>> begin

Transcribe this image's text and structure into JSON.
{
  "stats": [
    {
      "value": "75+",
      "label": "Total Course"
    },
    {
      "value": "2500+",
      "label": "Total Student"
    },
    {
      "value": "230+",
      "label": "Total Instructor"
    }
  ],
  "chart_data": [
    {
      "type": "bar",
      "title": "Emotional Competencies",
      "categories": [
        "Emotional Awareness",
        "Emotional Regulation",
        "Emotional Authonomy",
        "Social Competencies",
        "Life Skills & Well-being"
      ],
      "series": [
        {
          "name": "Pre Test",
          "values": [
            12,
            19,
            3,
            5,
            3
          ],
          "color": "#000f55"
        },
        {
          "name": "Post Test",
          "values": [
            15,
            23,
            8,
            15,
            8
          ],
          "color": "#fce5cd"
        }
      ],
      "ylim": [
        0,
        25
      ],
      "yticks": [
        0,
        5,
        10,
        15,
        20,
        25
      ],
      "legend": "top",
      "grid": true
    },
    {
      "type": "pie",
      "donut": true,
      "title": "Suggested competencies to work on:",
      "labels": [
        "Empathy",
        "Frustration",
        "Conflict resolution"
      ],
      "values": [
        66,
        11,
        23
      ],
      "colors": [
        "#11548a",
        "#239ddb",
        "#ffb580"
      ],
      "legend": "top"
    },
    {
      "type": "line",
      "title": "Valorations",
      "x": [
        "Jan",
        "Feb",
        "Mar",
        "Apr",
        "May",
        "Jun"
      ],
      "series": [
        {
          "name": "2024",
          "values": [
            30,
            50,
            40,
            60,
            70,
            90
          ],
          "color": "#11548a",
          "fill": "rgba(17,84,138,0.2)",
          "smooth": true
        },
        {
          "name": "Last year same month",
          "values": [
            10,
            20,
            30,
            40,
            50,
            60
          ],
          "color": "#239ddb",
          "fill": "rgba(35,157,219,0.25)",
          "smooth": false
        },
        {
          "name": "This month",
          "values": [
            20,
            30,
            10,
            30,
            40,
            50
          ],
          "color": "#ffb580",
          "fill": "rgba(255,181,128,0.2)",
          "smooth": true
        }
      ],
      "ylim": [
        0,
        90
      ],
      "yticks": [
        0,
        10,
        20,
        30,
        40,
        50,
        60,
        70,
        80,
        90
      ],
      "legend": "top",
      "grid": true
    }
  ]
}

>> end

* **What to work on**:
Copy each entry exactly, with nothing added or dropped.

* **Task solution**:
Transcribe this image's text and structure into JSON.
{
  "stats": [
    {
      "value": "75+",
      "label": "Total Course"
    },
    {
      "value": "2500+",
      "label": "Total Student"
    },
    {
      "value": "230+",
      "label": "Total Instructor"
    }
  ],
  "chart_data": [
    {
      "type": "bar",
      "title": "Emotional Competencies",
      "categories": [
        "Emotional Awareness",
        "Emotional Regulation",
        "Emotional Authonomy",
        "Social Competencies",
        "Life Skills & Well-being"
      ],
      "series": [
        {
          "name": "Pre Test",
          "values": [
            12,
            19,
            3,
            5,
            3
          ],
          "color": "#000f55"
        },
        {
          "name": "Post Test",
          "values": [
            15,
            23,
            8,
            15,
            8
          ],
          "color": "#fce5cd"
        }
      ],
      "ylim": [
        0,
        25
      ],
      "yticks": [
        0,
        5,
        10,
        15,
        20,
        25
      ],
      "legend": "top",
      "grid": true
    },
    {
      "type": "pie",
      "donut": true,
      "title": "Suggested competencies to work on:",
      "labels": [
        "Empathy",
        "Frustration",
        "Conflict resolution"
      ],
      "values": [
        66,
        11,
        23
      ],
      "colors": [
        "#11548a",
        "#239ddb",
        "#ffb580"
      ],
      "legend": "top"
    },
    {
      "type": "line",
      "title": "Valorations",
      "x": [
        "Jan",
        "Feb",
        "Mar",
        "Apr",
        "May",
        "Jun"
      ],
      "series": [
        {
          "name": "2024",
          "values": [
            30,
            50,
            40,
            60,
            70,
            90
          ],
          "color": "#11548a",
          "fill": "rgba(17,84,138,0.2)",
          "smooth": true
        },
        {
          "name": "Last year same month",
          "values": [
            10,
            20,
            30,
            40,
            50,
            60
          ],
          "color": "#239ddb",
          "fill": "rgba(35,157,219,0.25)",
          "smooth": false
        },
        {
          "name": "This month",
          "values": [
            20,
            30,
            10,
            30,
            40,
            50
          ],
          "color": "#ffb580",
          "fill": "rgba(255,181,128,0.2)",
          "smooth": true
        }
      ],
      "ylim": [
        0,
        90
      ],
      "yticks": [
        0,
        10,
        20,
        30,
        40,
        50,
        60,
        70,
        80,
        90
      ],
      "legend": "top",
      "grid": true
    }
  ]
}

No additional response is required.